Lines of data

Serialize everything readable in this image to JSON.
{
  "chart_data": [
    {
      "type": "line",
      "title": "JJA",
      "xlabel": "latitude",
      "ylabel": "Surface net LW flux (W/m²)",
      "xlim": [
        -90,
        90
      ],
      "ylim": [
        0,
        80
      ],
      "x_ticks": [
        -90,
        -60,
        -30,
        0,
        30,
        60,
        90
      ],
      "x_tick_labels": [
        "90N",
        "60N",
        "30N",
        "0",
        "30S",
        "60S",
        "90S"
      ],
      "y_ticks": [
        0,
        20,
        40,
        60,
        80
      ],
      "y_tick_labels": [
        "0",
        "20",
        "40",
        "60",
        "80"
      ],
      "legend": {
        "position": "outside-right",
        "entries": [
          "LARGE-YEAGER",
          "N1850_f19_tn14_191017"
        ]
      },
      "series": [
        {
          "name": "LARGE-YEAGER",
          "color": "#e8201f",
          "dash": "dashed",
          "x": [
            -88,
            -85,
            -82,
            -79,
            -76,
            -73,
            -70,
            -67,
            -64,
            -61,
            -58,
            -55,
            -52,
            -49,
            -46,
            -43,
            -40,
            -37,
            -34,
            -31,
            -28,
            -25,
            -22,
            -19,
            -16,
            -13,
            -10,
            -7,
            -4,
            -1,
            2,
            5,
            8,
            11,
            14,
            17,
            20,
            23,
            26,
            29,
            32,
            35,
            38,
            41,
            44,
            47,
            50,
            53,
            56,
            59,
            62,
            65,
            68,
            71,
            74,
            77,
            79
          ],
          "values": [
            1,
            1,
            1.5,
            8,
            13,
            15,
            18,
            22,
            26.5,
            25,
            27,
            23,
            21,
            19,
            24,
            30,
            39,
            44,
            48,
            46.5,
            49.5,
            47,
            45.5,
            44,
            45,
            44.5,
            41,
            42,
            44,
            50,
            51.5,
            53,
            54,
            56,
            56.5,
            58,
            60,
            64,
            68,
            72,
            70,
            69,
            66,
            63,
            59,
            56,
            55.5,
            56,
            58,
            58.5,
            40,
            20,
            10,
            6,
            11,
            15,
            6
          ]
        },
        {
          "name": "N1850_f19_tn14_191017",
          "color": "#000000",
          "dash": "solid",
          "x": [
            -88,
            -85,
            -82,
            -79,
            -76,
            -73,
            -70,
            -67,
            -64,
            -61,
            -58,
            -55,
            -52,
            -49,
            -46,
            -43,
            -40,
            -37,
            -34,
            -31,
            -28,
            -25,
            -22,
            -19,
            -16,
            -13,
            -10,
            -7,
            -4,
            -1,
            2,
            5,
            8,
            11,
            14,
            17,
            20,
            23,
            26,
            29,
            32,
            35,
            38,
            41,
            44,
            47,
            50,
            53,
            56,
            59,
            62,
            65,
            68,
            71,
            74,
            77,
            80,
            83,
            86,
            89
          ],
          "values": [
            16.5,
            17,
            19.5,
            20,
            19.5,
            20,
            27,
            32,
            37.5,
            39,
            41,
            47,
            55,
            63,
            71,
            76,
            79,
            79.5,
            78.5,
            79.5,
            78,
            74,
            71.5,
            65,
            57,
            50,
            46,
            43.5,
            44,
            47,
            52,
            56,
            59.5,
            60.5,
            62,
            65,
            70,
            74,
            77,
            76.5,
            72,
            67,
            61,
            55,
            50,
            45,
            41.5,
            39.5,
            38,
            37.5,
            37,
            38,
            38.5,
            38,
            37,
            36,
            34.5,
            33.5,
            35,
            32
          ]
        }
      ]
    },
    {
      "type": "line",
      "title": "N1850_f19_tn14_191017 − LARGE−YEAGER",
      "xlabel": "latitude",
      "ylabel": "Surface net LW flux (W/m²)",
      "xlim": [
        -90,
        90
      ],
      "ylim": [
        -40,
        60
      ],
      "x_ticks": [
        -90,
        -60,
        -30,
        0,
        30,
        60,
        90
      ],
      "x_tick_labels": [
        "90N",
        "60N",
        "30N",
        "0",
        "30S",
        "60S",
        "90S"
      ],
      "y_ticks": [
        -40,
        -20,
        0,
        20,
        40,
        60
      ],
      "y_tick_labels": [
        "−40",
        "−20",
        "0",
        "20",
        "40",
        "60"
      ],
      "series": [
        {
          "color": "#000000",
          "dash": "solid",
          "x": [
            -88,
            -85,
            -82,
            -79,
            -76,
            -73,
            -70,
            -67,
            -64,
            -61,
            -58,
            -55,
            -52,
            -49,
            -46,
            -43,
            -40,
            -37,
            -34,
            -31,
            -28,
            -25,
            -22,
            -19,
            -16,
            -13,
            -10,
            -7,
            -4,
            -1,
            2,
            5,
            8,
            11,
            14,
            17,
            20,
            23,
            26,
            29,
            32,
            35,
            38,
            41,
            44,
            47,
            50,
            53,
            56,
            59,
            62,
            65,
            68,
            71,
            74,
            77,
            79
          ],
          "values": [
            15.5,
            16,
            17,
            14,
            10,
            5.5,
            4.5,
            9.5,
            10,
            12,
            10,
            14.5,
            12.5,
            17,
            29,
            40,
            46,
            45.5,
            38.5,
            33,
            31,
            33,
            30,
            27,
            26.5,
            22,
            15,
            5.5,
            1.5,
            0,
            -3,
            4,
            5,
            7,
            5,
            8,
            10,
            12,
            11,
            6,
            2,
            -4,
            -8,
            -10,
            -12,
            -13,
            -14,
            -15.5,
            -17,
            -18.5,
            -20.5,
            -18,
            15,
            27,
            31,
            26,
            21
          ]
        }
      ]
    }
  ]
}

* Description of the task:
State the number of lines in this listing that contain the string "title", and add nothing else.

* Complete response:
2